▸ Task input:
## begin
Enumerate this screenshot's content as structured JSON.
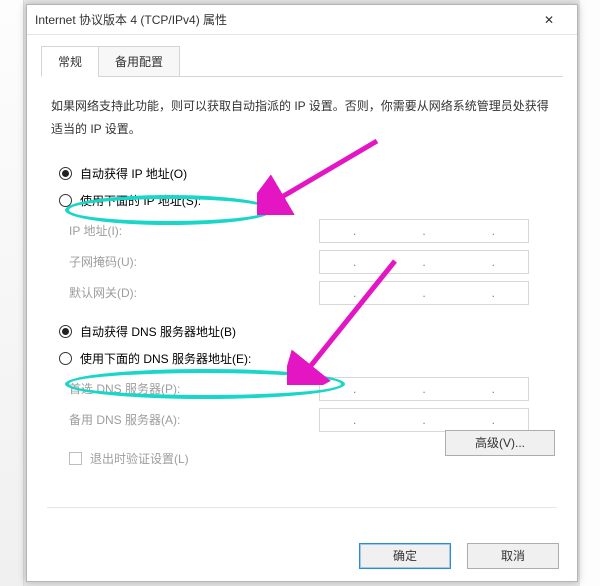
{
  "window": {
    "title": "Internet 协议版本 4 (TCP/IPv4) 属性",
    "close_glyph": "✕"
  },
  "tabs": {
    "general": "常规",
    "alternate": "备用配置"
  },
  "description": "如果网络支持此功能，则可以获取自动指派的 IP 设置。否则，你需要从网络系统管理员处获得适当的 IP 设置。",
  "ip": {
    "auto_label": "自动获得 IP 地址(O)",
    "manual_label": "使用下面的 IP 地址(S):",
    "fields": {
      "ip_address": "IP 地址(I):",
      "subnet": "子网掩码(U):",
      "gateway": "默认网关(D):"
    }
  },
  "dns": {
    "auto_label": "自动获得 DNS 服务器地址(B)",
    "manual_label": "使用下面的 DNS 服务器地址(E):",
    "fields": {
      "preferred": "首选 DNS 服务器(P):",
      "alternate": "备用 DNS 服务器(A):"
    }
  },
  "validate_label": "退出时验证设置(L)",
  "advanced_label": "高级(V)...",
  "buttons": {
    "ok": "确定",
    "cancel": "取消"
  },
  "annotations": {
    "arrow_color": "#e416c3",
    "oval_color": "#19d6c8"
  }
}
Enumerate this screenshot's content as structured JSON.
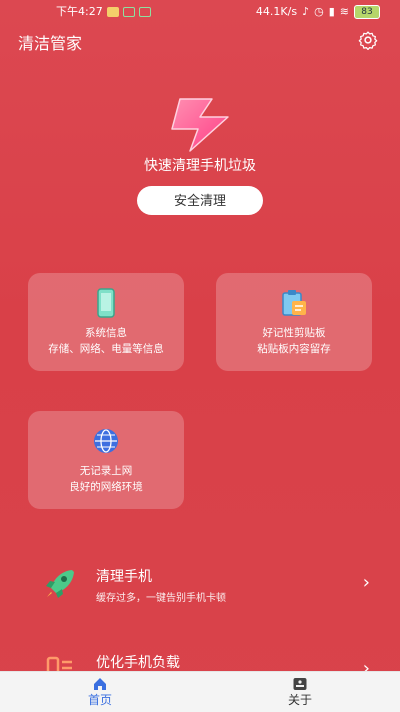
{
  "status_bar": {
    "time": "下午4:27",
    "net_speed": "44.1K/s",
    "battery": "83"
  },
  "header": {
    "title": "清洁管家",
    "settings_icon": "gear-icon"
  },
  "hero": {
    "logo_icon": "bolt-logo-icon",
    "slogan": "快速清理手机垃圾",
    "clean_button": "安全清理"
  },
  "cards": [
    {
      "icon": "phone-icon",
      "line1": "系统信息",
      "line2": "存储、网络、电量等信息"
    },
    {
      "icon": "clipboard-icon",
      "line1": "好记性剪贴板",
      "line2": "粘贴板内容留存"
    },
    {
      "icon": "globe-icon",
      "line1": "无记录上网",
      "line2": "良好的网络环境"
    }
  ],
  "list": [
    {
      "icon": "rocket-icon",
      "title": "清理手机",
      "subtitle": "缓存过多，一键告别手机卡顿"
    },
    {
      "icon": "memory-icon",
      "title": "优化手机负载",
      "subtitle": ""
    }
  ],
  "bottom_nav": {
    "tabs": [
      {
        "label": "首页",
        "icon": "home-icon",
        "active": true
      },
      {
        "label": "关于",
        "icon": "about-icon",
        "active": false
      }
    ]
  },
  "colors": {
    "background": "#d9434b",
    "accent": "#3a6fe0",
    "card": "rgba(255,255,255,0.22)"
  }
}
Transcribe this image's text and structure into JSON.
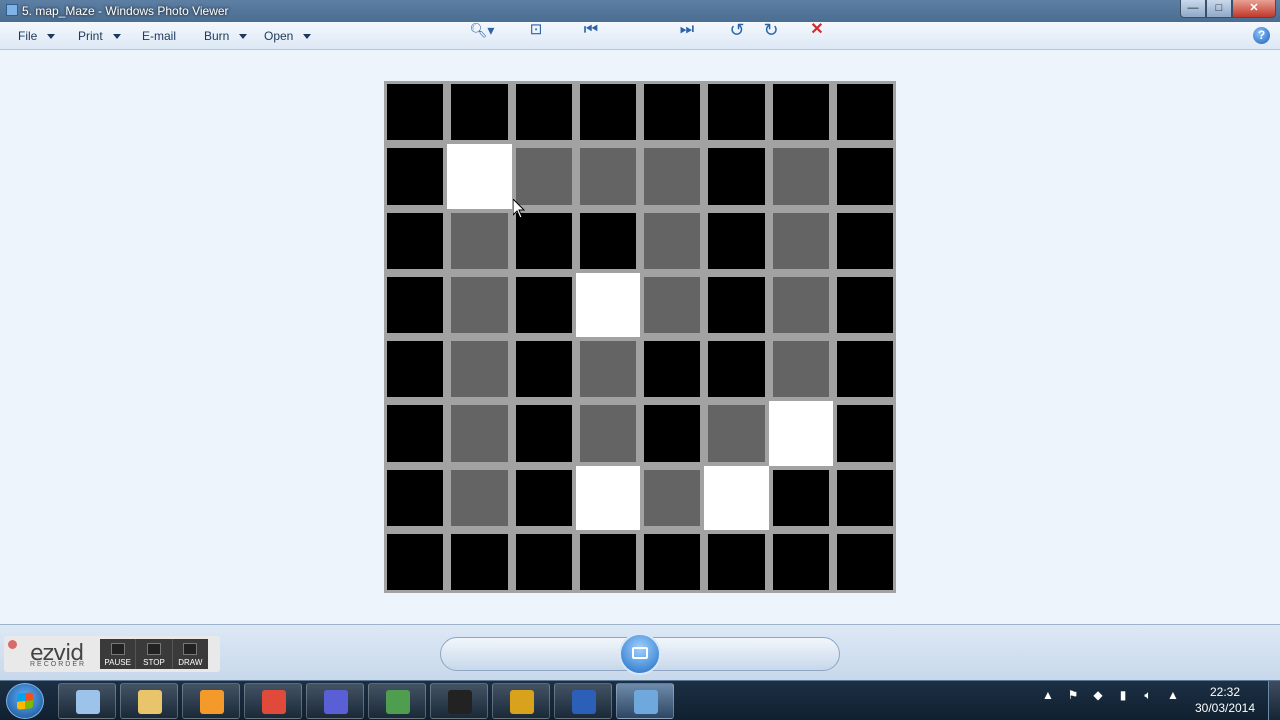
{
  "window": {
    "title": "5. map_Maze - Windows Photo Viewer",
    "buttons": {
      "minimize": "—",
      "maximize": "□",
      "close": "✕"
    }
  },
  "menu": {
    "items": [
      {
        "label": "File",
        "has_dropdown": true
      },
      {
        "label": "Print",
        "has_dropdown": true
      },
      {
        "label": "E-mail",
        "has_dropdown": false
      },
      {
        "label": "Burn",
        "has_dropdown": true
      },
      {
        "label": "Open",
        "has_dropdown": true
      }
    ],
    "help": "?"
  },
  "image": {
    "grid_size": 8,
    "legend": {
      "wall": "black",
      "path": "gray",
      "goal": "white"
    },
    "cells": [
      [
        "wall",
        "wall",
        "wall",
        "wall",
        "wall",
        "wall",
        "wall",
        "wall"
      ],
      [
        "wall",
        "goal",
        "path",
        "path",
        "path",
        "wall",
        "path",
        "wall"
      ],
      [
        "wall",
        "path",
        "wall",
        "wall",
        "path",
        "wall",
        "path",
        "wall"
      ],
      [
        "wall",
        "path",
        "wall",
        "goal",
        "path",
        "wall",
        "path",
        "wall"
      ],
      [
        "wall",
        "path",
        "wall",
        "path",
        "wall",
        "wall",
        "path",
        "wall"
      ],
      [
        "wall",
        "path",
        "wall",
        "path",
        "wall",
        "path",
        "goal",
        "wall"
      ],
      [
        "wall",
        "path",
        "wall",
        "goal",
        "path",
        "goal",
        "wall",
        "wall"
      ],
      [
        "wall",
        "wall",
        "wall",
        "wall",
        "wall",
        "wall",
        "wall",
        "wall"
      ]
    ],
    "colors": {
      "wall": "#000000",
      "path": "#646464",
      "goal": "#ffffff",
      "border": "#a2a2a2"
    }
  },
  "controls": [
    {
      "name": "zoom-icon",
      "glyph": "🔍︎▾"
    },
    {
      "name": "fit-window-icon",
      "glyph": "⊡"
    },
    {
      "name": "previous-icon",
      "glyph": "⏮"
    },
    {
      "name": "next-icon",
      "glyph": "⏭"
    },
    {
      "name": "rotate-counterclockwise-icon",
      "glyph": "↺"
    },
    {
      "name": "rotate-clockwise-icon",
      "glyph": "↻"
    },
    {
      "name": "delete-icon",
      "glyph": "✕"
    }
  ],
  "ezvid": {
    "logo": "ezvid",
    "subtitle": "RECORDER",
    "tools": [
      "PAUSE",
      "STOP",
      "DRAW"
    ]
  },
  "taskbar": {
    "apps": [
      {
        "name": "calculator-icon",
        "color": "#9cc4ea"
      },
      {
        "name": "file-explorer-icon",
        "color": "#e8c56a"
      },
      {
        "name": "media-player-icon",
        "color": "#f39a2a"
      },
      {
        "name": "chrome-icon",
        "color": "#e04a3b"
      },
      {
        "name": "infinity-app-icon",
        "color": "#5a5fd6"
      },
      {
        "name": "monitor-app-icon",
        "color": "#4f9d4f"
      },
      {
        "name": "udk-icon",
        "color": "#222222"
      },
      {
        "name": "pattern-app-icon",
        "color": "#d8a21c"
      },
      {
        "name": "word-icon",
        "color": "#2b5fb8"
      },
      {
        "name": "photo-viewer-icon",
        "color": "#6fa8dc"
      }
    ],
    "clock": {
      "time": "22:32",
      "date": "30/03/2014"
    }
  }
}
## end
▸ What is being asked:
Take the listing and print it again exactly, but without any pictures.

▸ Result of the exercise:
Enumerate this screenshot's content as structured JSON.
{
  "window": {
    "title": "Internet 协议版本 4 (TCP/IPv4) 属性",
    "close_glyph": "✕"
  },
  "tabs": {
    "general": "常规",
    "alternate": "备用配置"
  },
  "description": "如果网络支持此功能，则可以获取自动指派的 IP 设置。否则，你需要从网络系统管理员处获得适当的 IP 设置。",
  "ip": {
    "auto_label": "自动获得 IP 地址(O)",
    "manual_label": "使用下面的 IP 地址(S):",
    "fields": {
      "ip_address": "IP 地址(I):",
      "subnet": "子网掩码(U):",
      "gateway": "默认网关(D):"
    }
  },
  "dns": {
    "auto_label": "自动获得 DNS 服务器地址(B)",
    "manual_label": "使用下面的 DNS 服务器地址(E):",
    "fields": {
      "preferred": "首选 DNS 服务器(P):",
      "alternate": "备用 DNS 服务器(A):"
    }
  },
  "validate_label": "退出时验证设置(L)",
  "advanced_label": "高级(V)...",
  "buttons": {
    "ok": "确定",
    "cancel": "取消"
  },
  "annotations": {
    "arrow_color": "#e416c3",
    "oval_color": "#19d6c8"
  }
}
Enumerate this screenshot's content as structured JSON.
{
  "status_bar": {
    "time": "下午4:27",
    "net_speed": "44.1K/s",
    "battery": "83"
  },
  "header": {
    "title": "清洁管家",
    "settings_icon": "gear-icon"
  },
  "hero": {
    "logo_icon": "bolt-logo-icon",
    "slogan": "快速清理手机垃圾",
    "clean_button": "安全清理"
  },
  "cards": [
    {
      "icon": "phone-icon",
      "line1": "系统信息",
      "line2": "存储、网络、电量等信息"
    },
    {
      "icon": "clipboard-icon",
      "line1": "好记性剪贴板",
      "line2": "粘贴板内容留存"
    },
    {
      "icon": "globe-icon",
      "line1": "无记录上网",
      "line2": "良好的网络环境"
    }
  ],
  "list": [
    {
      "icon": "rocket-icon",
      "title": "清理手机",
      "subtitle": "缓存过多，一键告别手机卡顿"
    },
    {
      "icon": "memory-icon",
      "title": "优化手机负载",
      "subtitle": ""
    }
  ],
  "bottom_nav": {
    "tabs": [
      {
        "label": "首页",
        "icon": "home-icon",
        "active": true
      },
      {
        "label": "关于",
        "icon": "about-icon",
        "active": false
      }
    ]
  },
  "colors": {
    "background": "#d9434b",
    "accent": "#3a6fe0",
    "card": "rgba(255,255,255,0.22)"
  }
}
Transcribe this image's text and structure into JSON.
{
  "window": {
    "title": "5. map_Maze - Windows Photo Viewer",
    "buttons": {
      "minimize": "—",
      "maximize": "□",
      "close": "✕"
    }
  },
  "menu": {
    "items": [
      {
        "label": "File",
        "has_dropdown": true
      },
      {
        "label": "Print",
        "has_dropdown": true
      },
      {
        "label": "E-mail",
        "has_dropdown": false
      },
      {
        "label": "Burn",
        "has_dropdown": true
      },
      {
        "label": "Open",
        "has_dropdown": true
      }
    ],
    "help": "?"
  },
  "image": {
    "grid_size": 8,
    "legend": {
      "wall": "black",
      "path": "gray",
      "goal": "white"
    },
    "cells": [
      [
        "wall",
        "wall",
        "wall",
        "wall",
        "wall",
        "wall",
        "wall",
        "wall"
      ],
      [
        "wall",
        "goal",
        "path",
        "path",
        "path",
        "wall",
        "path",
        "wall"
      ],
      [
        "wall",
        "path",
        "wall",
        "wall",
        "path",
        "wall",
        "path",
        "wall"
      ],
      [
        "wall",
        "path",
        "wall",
        "goal",
        "path",
        "wall",
        "path",
        "wall"
      ],
      [
        "wall",
        "path",
        "wall",
        "path",
        "wall",
        "wall",
        "path",
        "wall"
      ],
      [
        "wall",
        "path",
        "wall",
        "path",
        "wall",
        "path",
        "goal",
        "wall"
      ],
      [
        "wall",
        "path",
        "wall",
        "goal",
        "path",
        "goal",
        "wall",
        "wall"
      ],
      [
        "wall",
        "wall",
        "wall",
        "wall",
        "wall",
        "wall",
        "wall",
        "wall"
      ]
    ],
    "colors": {
      "wall": "#000000",
      "path": "#646464",
      "goal": "#ffffff",
      "border": "#a2a2a2"
    }
  },
  "controls": [
    {
      "name": "zoom-icon",
      "glyph": "🔍︎▾"
    },
    {
      "name": "fit-window-icon",
      "glyph": "⊡"
    },
    {
      "name": "previous-icon",
      "glyph": "⏮"
    },
    {
      "name": "next-icon",
      "glyph": "⏭"
    },
    {
      "name": "rotate-counterclockwise-icon",
      "glyph": "↺"
    },
    {
      "name": "rotate-clockwise-icon",
      "glyph": "↻"
    },
    {
      "name": "delete-icon",
      "glyph": "✕"
    }
  ],
  "ezvid": {
    "logo": "ezvid",
    "subtitle": "RECORDER",
    "tools": [
      "PAUSE",
      "STOP",
      "DRAW"
    ]
  },
  "taskbar": {
    "apps": [
      {
        "name": "calculator-icon",
        "color": "#9cc4ea"
      },
      {
        "name": "file-explorer-icon",
        "color": "#e8c56a"
      },
      {
        "name": "media-player-icon",
        "color": "#f39a2a"
      },
      {
        "name": "chrome-icon",
        "color": "#e04a3b"
      },
      {
        "name": "infinity-app-icon",
        "color": "#5a5fd6"
      },
      {
        "name": "monitor-app-icon",
        "color": "#4f9d4f"
      },
      {
        "name": "udk-icon",
        "color": "#222222"
      },
      {
        "name": "pattern-app-icon",
        "color": "#d8a21c"
      },
      {
        "name": "word-icon",
        "color": "#2b5fb8"
      },
      {
        "name": "photo-viewer-icon",
        "color": "#6fa8dc"
      }
    ],
    "clock": {
      "time": "22:32",
      "date": "30/03/2014"
    }
  }
}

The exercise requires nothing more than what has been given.